▸ CHALLENGE:
Pull out all lines from the listing below in which the word "name" appears.

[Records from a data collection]
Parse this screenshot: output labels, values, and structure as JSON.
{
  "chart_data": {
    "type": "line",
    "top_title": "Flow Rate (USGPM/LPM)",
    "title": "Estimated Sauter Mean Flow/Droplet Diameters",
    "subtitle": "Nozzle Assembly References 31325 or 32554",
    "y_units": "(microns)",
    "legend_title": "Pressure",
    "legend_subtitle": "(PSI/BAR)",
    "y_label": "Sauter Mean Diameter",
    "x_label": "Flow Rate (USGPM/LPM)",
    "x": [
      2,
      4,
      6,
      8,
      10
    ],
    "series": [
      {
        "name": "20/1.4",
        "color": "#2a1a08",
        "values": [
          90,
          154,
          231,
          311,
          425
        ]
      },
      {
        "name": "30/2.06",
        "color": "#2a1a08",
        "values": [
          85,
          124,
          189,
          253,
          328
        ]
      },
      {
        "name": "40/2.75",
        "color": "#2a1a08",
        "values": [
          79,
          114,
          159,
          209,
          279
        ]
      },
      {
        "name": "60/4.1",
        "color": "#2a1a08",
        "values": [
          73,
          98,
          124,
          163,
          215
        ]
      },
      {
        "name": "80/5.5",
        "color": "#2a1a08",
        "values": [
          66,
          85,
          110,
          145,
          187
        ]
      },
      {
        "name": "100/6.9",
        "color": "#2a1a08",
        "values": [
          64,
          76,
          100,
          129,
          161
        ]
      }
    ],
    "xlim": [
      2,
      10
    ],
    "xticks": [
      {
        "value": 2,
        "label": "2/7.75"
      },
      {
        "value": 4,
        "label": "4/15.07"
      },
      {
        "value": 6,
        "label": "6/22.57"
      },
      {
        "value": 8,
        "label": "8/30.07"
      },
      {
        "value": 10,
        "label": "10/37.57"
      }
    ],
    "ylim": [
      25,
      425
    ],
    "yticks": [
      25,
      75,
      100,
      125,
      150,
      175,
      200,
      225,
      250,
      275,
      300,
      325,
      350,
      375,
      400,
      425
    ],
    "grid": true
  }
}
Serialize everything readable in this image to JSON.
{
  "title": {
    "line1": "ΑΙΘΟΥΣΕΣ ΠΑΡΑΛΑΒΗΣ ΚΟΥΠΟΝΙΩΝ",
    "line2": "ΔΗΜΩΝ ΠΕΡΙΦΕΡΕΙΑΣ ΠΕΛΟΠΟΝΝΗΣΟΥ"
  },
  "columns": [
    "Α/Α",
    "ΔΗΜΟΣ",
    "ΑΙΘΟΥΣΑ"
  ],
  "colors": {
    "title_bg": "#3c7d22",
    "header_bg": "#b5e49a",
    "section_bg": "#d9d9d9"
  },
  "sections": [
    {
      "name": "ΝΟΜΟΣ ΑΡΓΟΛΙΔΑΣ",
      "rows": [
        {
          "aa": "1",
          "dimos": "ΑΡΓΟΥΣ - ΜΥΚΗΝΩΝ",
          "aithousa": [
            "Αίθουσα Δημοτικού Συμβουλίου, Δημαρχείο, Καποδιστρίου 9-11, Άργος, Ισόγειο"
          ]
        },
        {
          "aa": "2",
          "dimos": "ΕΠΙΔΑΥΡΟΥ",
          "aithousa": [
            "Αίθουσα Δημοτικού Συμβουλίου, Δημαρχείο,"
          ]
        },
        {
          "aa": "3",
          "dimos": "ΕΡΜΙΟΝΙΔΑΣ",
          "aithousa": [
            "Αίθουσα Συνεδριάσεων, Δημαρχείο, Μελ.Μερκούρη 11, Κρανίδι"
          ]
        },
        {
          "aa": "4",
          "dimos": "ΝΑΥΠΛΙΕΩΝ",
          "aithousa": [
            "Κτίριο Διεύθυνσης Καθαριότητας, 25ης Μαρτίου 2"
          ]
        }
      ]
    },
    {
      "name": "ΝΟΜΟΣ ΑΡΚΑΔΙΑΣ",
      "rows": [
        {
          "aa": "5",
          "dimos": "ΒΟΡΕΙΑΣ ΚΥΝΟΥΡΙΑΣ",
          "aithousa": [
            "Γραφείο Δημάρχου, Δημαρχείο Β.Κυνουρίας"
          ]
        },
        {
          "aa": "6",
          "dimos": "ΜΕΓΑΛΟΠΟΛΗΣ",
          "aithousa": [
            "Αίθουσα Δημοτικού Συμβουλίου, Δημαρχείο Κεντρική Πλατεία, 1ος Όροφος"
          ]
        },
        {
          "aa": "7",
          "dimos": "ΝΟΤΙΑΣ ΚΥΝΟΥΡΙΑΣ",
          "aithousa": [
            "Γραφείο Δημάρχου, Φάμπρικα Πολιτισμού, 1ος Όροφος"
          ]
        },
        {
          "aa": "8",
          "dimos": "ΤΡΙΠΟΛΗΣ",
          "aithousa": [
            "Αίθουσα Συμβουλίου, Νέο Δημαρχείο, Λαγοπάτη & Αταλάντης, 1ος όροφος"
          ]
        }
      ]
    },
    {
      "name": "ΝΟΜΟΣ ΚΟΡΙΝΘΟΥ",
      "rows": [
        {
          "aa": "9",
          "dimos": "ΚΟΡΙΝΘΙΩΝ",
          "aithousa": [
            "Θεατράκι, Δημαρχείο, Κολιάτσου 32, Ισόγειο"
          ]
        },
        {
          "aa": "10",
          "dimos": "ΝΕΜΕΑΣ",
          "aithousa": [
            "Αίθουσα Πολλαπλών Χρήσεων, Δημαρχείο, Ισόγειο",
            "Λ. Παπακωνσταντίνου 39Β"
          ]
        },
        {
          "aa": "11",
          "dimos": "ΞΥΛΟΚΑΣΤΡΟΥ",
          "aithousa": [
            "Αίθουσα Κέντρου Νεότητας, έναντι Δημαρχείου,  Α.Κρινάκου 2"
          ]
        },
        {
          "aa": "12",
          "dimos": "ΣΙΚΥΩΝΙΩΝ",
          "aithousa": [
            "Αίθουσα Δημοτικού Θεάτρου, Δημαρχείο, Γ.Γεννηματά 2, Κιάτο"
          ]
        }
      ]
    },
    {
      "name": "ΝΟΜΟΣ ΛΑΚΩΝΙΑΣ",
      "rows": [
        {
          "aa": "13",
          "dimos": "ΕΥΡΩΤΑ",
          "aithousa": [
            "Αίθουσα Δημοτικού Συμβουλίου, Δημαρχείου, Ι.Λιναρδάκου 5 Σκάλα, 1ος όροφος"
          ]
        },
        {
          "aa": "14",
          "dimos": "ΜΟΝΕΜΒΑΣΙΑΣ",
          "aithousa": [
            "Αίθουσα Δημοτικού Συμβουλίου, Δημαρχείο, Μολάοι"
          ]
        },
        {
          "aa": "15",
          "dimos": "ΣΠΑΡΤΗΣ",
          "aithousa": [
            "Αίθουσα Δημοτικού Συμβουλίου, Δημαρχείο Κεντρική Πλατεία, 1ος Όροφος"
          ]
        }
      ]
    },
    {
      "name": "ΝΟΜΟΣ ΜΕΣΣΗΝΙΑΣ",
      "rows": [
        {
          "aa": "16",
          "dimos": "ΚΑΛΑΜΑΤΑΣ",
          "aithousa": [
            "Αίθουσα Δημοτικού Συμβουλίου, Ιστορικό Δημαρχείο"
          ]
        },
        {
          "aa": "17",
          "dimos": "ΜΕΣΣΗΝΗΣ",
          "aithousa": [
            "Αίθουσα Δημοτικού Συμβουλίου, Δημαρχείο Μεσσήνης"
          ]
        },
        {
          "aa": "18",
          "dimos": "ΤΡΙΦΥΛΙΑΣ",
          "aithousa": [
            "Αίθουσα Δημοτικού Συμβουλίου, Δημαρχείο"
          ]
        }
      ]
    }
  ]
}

▸ RIGHT ANSWER:
        "name": "20/1.4",
        "name": "30/2.06",
        "name": "40/2.75",
        "name": "60/4.1",
        "name": "80/5.5",
        "name": "100/6.9",
      "name": "ΝΟΜΟΣ ΑΡΓΟΛΙΔΑΣ",
      "name": "ΝΟΜΟΣ ΑΡΚΑΔΙΑΣ",
      "name": "ΝΟΜΟΣ ΚΟΡΙΝΘΟΥ",
      "name": "ΝΟΜΟΣ ΛΑΚΩΝΙΑΣ",
      "name": "ΝΟΜΟΣ ΜΕΣΣΗΝΙΑΣ",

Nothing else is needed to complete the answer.